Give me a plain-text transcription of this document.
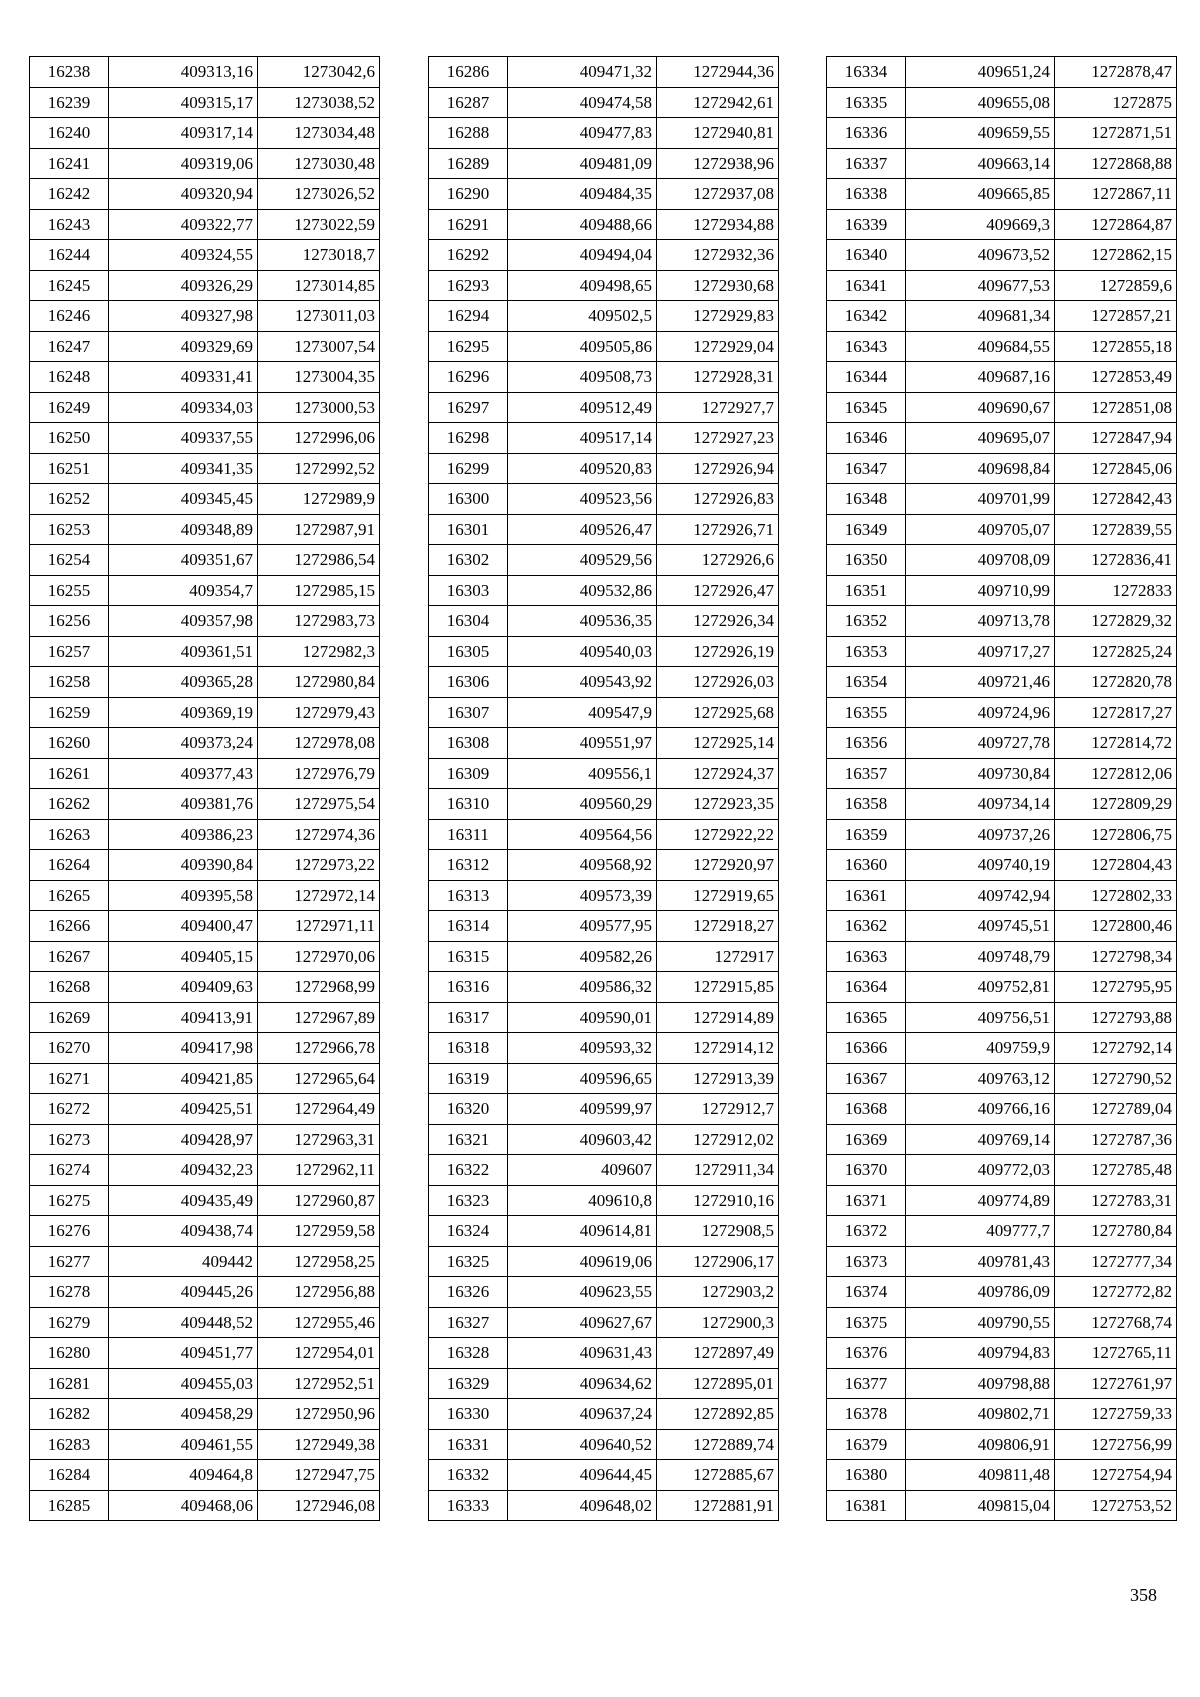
16238	409313,16	1273042,6
16239	409315,17	1273038,52
16240	409317,14	1273034,48
16241	409319,06	1273030,48
16242	409320,94	1273026,52
16243	409322,77	1273022,59
16244	409324,55	1273018,7
16245	409326,29	1273014,85
16246	409327,98	1273011,03
16247	409329,69	1273007,54
16248	409331,41	1273004,35
16249	409334,03	1273000,53
16250	409337,55	1272996,06
16251	409341,35	1272992,52
16252	409345,45	1272989,9
16253	409348,89	1272987,91
16254	409351,67	1272986,54
16255	409354,7	1272985,15
16256	409357,98	1272983,73
16257	409361,51	1272982,3
16258	409365,28	1272980,84
16259	409369,19	1272979,43
16260	409373,24	1272978,08
16261	409377,43	1272976,79
16262	409381,76	1272975,54
16263	409386,23	1272974,36
16264	409390,84	1272973,22
16265	409395,58	1272972,14
16266	409400,47	1272971,11
16267	409405,15	1272970,06
16268	409409,63	1272968,99
16269	409413,91	1272967,89
16270	409417,98	1272966,78
16271	409421,85	1272965,64
16272	409425,51	1272964,49
16273	409428,97	1272963,31
16274	409432,23	1272962,11
16275	409435,49	1272960,87
16276	409438,74	1272959,58
16277	409442	1272958,25
16278	409445,26	1272956,88
16279	409448,52	1272955,46
16280	409451,77	1272954,01
16281	409455,03	1272952,51
16282	409458,29	1272950,96
16283	409461,55	1272949,38
16284	409464,8	1272947,75
16285	409468,06	1272946,08
16286	409471,32	1272944,36
16287	409474,58	1272942,61
16288	409477,83	1272940,81
16289	409481,09	1272938,96
16290	409484,35	1272937,08
16291	409488,66	1272934,88
16292	409494,04	1272932,36
16293	409498,65	1272930,68
16294	409502,5	1272929,83
16295	409505,86	1272929,04
16296	409508,73	1272928,31
16297	409512,49	1272927,7
16298	409517,14	1272927,23
16299	409520,83	1272926,94
16300	409523,56	1272926,83
16301	409526,47	1272926,71
16302	409529,56	1272926,6
16303	409532,86	1272926,47
16304	409536,35	1272926,34
16305	409540,03	1272926,19
16306	409543,92	1272926,03
16307	409547,9	1272925,68
16308	409551,97	1272925,14
16309	409556,1	1272924,37
16310	409560,29	1272923,35
16311	409564,56	1272922,22
16312	409568,92	1272920,97
16313	409573,39	1272919,65
16314	409577,95	1272918,27
16315	409582,26	1272917
16316	409586,32	1272915,85
16317	409590,01	1272914,89
16318	409593,32	1272914,12
16319	409596,65	1272913,39
16320	409599,97	1272912,7
16321	409603,42	1272912,02
16322	409607	1272911,34
16323	409610,8	1272910,16
16324	409614,81	1272908,5
16325	409619,06	1272906,17
16326	409623,55	1272903,2
16327	409627,67	1272900,3
16328	409631,43	1272897,49
16329	409634,62	1272895,01
16330	409637,24	1272892,85
16331	409640,52	1272889,74
16332	409644,45	1272885,67
16333	409648,02	1272881,91
16334	409651,24	1272878,47
16335	409655,08	1272875
16336	409659,55	1272871,51
16337	409663,14	1272868,88
16338	409665,85	1272867,11
16339	409669,3	1272864,87
16340	409673,52	1272862,15
16341	409677,53	1272859,6
16342	409681,34	1272857,21
16343	409684,55	1272855,18
16344	409687,16	1272853,49
16345	409690,67	1272851,08
16346	409695,07	1272847,94
16347	409698,84	1272845,06
16348	409701,99	1272842,43
16349	409705,07	1272839,55
16350	409708,09	1272836,41
16351	409710,99	1272833
16352	409713,78	1272829,32
16353	409717,27	1272825,24
16354	409721,46	1272820,78
16355	409724,96	1272817,27
16356	409727,78	1272814,72
16357	409730,84	1272812,06
16358	409734,14	1272809,29
16359	409737,26	1272806,75
16360	409740,19	1272804,43
16361	409742,94	1272802,33
16362	409745,51	1272800,46
16363	409748,79	1272798,34
16364	409752,81	1272795,95
16365	409756,51	1272793,88
16366	409759,9	1272792,14
16367	409763,12	1272790,52
16368	409766,16	1272789,04
16369	409769,14	1272787,36
16370	409772,03	1272785,48
16371	409774,89	1272783,31
16372	409777,7	1272780,84
16373	409781,43	1272777,34
16374	409786,09	1272772,82
16375	409790,55	1272768,74
16376	409794,83	1272765,11
16377	409798,88	1272761,97
16378	409802,71	1272759,33
16379	409806,91	1272756,99
16380	409811,48	1272754,94
16381	409815,04	1272753,52
358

........

Aim » Repeat the data exactly in full, omitting its pictures.

Exercise result »
Give me a plain-text transcription of this document.
16238	409313,16	1273042,6
16239	409315,17	1273038,52
16240	409317,14	1273034,48
16241	409319,06	1273030,48
16242	409320,94	1273026,52
16243	409322,77	1273022,59
16244	409324,55	1273018,7
16245	409326,29	1273014,85
16246	409327,98	1273011,03
16247	409329,69	1273007,54
16248	409331,41	1273004,35
16249	409334,03	1273000,53
16250	409337,55	1272996,06
16251	409341,35	1272992,52
16252	409345,45	1272989,9
16253	409348,89	1272987,91
16254	409351,67	1272986,54
16255	409354,7	1272985,15
16256	409357,98	1272983,73
16257	409361,51	1272982,3
16258	409365,28	1272980,84
16259	409369,19	1272979,43
16260	409373,24	1272978,08
16261	409377,43	1272976,79
16262	409381,76	1272975,54
16263	409386,23	1272974,36
16264	409390,84	1272973,22
16265	409395,58	1272972,14
16266	409400,47	1272971,11
16267	409405,15	1272970,06
16268	409409,63	1272968,99
16269	409413,91	1272967,89
16270	409417,98	1272966,78
16271	409421,85	1272965,64
16272	409425,51	1272964,49
16273	409428,97	1272963,31
16274	409432,23	1272962,11
16275	409435,49	1272960,87
16276	409438,74	1272959,58
16277	409442	1272958,25
16278	409445,26	1272956,88
16279	409448,52	1272955,46
16280	409451,77	1272954,01
16281	409455,03	1272952,51
16282	409458,29	1272950,96
16283	409461,55	1272949,38
16284	409464,8	1272947,75
16285	409468,06	1272946,08
16286	409471,32	1272944,36
16287	409474,58	1272942,61
16288	409477,83	1272940,81
16289	409481,09	1272938,96
16290	409484,35	1272937,08
16291	409488,66	1272934,88
16292	409494,04	1272932,36
16293	409498,65	1272930,68
16294	409502,5	1272929,83
16295	409505,86	1272929,04
16296	409508,73	1272928,31
16297	409512,49	1272927,7
16298	409517,14	1272927,23
16299	409520,83	1272926,94
16300	409523,56	1272926,83
16301	409526,47	1272926,71
16302	409529,56	1272926,6
16303	409532,86	1272926,47
16304	409536,35	1272926,34
16305	409540,03	1272926,19
16306	409543,92	1272926,03
16307	409547,9	1272925,68
16308	409551,97	1272925,14
16309	409556,1	1272924,37
16310	409560,29	1272923,35
16311	409564,56	1272922,22
16312	409568,92	1272920,97
16313	409573,39	1272919,65
16314	409577,95	1272918,27
16315	409582,26	1272917
16316	409586,32	1272915,85
16317	409590,01	1272914,89
16318	409593,32	1272914,12
16319	409596,65	1272913,39
16320	409599,97	1272912,7
16321	409603,42	1272912,02
16322	409607	1272911,34
16323	409610,8	1272910,16
16324	409614,81	1272908,5
16325	409619,06	1272906,17
16326	409623,55	1272903,2
16327	409627,67	1272900,3
16328	409631,43	1272897,49
16329	409634,62	1272895,01
16330	409637,24	1272892,85
16331	409640,52	1272889,74
16332	409644,45	1272885,67
16333	409648,02	1272881,91
16334	409651,24	1272878,47
16335	409655,08	1272875
16336	409659,55	1272871,51
16337	409663,14	1272868,88
16338	409665,85	1272867,11
16339	409669,3	1272864,87
16340	409673,52	1272862,15
16341	409677,53	1272859,6
16342	409681,34	1272857,21
16343	409684,55	1272855,18
16344	409687,16	1272853,49
16345	409690,67	1272851,08
16346	409695,07	1272847,94
16347	409698,84	1272845,06
16348	409701,99	1272842,43
16349	409705,07	1272839,55
16350	409708,09	1272836,41
16351	409710,99	1272833
16352	409713,78	1272829,32
16353	409717,27	1272825,24
16354	409721,46	1272820,78
16355	409724,96	1272817,27
16356	409727,78	1272814,72
16357	409730,84	1272812,06
16358	409734,14	1272809,29
16359	409737,26	1272806,75
16360	409740,19	1272804,43
16361	409742,94	1272802,33
16362	409745,51	1272800,46
16363	409748,79	1272798,34
16364	409752,81	1272795,95
16365	409756,51	1272793,88
16366	409759,9	1272792,14
16367	409763,12	1272790,52
16368	409766,16	1272789,04
16369	409769,14	1272787,36
16370	409772,03	1272785,48
16371	409774,89	1272783,31
16372	409777,7	1272780,84
16373	409781,43	1272777,34
16374	409786,09	1272772,82
16375	409790,55	1272768,74
16376	409794,83	1272765,11
16377	409798,88	1272761,97
16378	409802,71	1272759,33
16379	409806,91	1272756,99
16380	409811,48	1272754,94
16381	409815,04	1272753,52
358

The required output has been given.